╭─ DATA FOR PROCESSING

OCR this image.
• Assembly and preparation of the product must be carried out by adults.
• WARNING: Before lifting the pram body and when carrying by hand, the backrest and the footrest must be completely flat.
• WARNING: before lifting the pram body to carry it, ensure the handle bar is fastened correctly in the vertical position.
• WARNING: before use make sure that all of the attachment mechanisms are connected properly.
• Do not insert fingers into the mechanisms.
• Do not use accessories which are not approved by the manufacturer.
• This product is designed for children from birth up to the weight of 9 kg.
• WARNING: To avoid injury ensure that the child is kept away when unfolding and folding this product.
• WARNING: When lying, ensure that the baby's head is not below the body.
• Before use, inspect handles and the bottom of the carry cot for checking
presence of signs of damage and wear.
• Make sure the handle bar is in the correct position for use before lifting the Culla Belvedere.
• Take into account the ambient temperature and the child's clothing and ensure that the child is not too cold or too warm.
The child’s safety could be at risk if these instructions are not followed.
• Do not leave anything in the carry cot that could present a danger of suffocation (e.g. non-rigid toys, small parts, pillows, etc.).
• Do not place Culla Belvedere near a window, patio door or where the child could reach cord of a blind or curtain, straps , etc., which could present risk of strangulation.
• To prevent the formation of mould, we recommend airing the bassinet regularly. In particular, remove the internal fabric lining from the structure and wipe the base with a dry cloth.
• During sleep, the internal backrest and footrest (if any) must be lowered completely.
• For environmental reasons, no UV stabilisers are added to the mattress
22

╰─

**WHAT YOU NEED TO DO**
Produce a verbatim transcription of the entries above.

**EXERCISE RESPONSE**
OCR this image.
• Assembly and preparation of the product must be carried out by adults.
• WARNING: Before lifting the pram body and when carrying by hand, the backrest and the footrest must be completely flat.
• WARNING: before lifting the pram body to carry it, ensure the handle bar is fastened correctly in the vertical position.
• WARNING: before use make sure that all of the attachment mechanisms are connected properly.
• Do not insert fingers into the mechanisms.
• Do not use accessories which are not approved by the manufacturer.
• This product is designed for children from birth up to the weight of 9 kg.
• WARNING: To avoid injury ensure that the child is kept away when unfolding and folding this product.
• WARNING: When lying, ensure that the baby's head is not below the body.
• Before use, inspect handles and the bottom of the carry cot for checking
presence of signs of damage and wear.
• Make sure the handle bar is in the correct position for use before lifting the Culla Belvedere.
• Take into account the ambient temperature and the child's clothing and ensure that the child is not too cold or too warm.
The child’s safety could be at risk if these instructions are not followed.
• Do not leave anything in the carry cot that could present a danger of suffocation (e.g. non-rigid toys, small parts, pillows, etc.).
• Do not place Culla Belvedere near a window, patio door or where the child could reach cord of a blind or curtain, straps , etc., which could present risk of strangulation.
• To prevent the formation of mould, we recommend airing the bassinet regularly. In particular, remove the internal fabric lining from the structure and wipe the base with a dry cloth.
• During sleep, the internal backrest and footrest (if any) must be lowered completely.
• For environmental reasons, no UV stabilisers are added to the mattress
22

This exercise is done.